#### DIRECTIVE
Filter the entries below, keeping only lines with the word "month".

* * *

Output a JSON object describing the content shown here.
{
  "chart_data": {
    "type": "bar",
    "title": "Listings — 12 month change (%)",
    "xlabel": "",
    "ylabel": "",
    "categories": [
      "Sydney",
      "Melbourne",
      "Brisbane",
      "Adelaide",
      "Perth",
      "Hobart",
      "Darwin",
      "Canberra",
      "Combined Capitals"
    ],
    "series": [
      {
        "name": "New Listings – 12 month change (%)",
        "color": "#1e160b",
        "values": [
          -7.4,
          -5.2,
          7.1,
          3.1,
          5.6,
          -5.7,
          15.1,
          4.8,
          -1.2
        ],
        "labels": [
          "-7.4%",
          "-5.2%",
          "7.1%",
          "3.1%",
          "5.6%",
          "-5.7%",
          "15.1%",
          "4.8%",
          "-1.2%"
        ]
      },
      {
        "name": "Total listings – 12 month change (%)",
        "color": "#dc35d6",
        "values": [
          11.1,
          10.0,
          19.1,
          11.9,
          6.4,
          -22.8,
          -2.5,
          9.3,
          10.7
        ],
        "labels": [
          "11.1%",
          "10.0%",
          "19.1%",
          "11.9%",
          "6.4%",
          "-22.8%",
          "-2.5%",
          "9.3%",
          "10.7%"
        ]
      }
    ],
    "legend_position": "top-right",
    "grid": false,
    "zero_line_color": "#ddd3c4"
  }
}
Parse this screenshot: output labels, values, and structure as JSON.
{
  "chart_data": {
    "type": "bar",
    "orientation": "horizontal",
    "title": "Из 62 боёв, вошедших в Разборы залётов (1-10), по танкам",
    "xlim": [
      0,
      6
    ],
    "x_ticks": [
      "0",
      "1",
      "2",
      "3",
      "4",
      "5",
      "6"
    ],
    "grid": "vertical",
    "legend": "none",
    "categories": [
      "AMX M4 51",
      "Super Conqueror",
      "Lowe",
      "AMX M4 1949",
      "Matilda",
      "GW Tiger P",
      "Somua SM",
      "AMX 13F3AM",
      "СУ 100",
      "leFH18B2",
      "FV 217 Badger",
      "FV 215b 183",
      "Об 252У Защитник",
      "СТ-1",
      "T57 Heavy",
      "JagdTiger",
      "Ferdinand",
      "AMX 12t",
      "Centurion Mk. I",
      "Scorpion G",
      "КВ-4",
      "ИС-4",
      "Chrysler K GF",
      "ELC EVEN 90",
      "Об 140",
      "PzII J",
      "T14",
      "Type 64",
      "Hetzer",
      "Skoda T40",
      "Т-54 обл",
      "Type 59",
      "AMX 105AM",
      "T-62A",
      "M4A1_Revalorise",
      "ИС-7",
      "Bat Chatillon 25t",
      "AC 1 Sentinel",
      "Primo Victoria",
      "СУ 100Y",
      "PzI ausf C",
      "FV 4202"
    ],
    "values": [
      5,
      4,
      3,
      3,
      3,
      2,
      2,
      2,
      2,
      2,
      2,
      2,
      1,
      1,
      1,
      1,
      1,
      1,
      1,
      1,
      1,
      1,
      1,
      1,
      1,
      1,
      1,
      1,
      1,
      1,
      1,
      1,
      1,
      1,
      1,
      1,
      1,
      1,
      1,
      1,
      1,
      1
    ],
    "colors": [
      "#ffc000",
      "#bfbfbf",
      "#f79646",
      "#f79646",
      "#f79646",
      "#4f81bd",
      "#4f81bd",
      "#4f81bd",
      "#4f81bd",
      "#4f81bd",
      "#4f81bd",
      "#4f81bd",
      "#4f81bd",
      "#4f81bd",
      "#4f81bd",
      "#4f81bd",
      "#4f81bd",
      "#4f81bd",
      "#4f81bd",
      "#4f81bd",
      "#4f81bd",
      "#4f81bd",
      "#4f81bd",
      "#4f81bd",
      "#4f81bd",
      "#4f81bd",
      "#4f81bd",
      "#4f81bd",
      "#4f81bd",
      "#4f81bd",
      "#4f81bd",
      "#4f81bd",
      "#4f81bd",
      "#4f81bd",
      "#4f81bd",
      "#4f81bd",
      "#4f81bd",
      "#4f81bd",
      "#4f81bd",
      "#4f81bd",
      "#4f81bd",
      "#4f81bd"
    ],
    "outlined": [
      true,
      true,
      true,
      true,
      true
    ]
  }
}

* * *

#### CORRECT RESULT
    "title": "Listings — 12 month change (%)",
        "name": "New Listings – 12 month change (%)",
        "name": "Total listings – 12 month change (%)",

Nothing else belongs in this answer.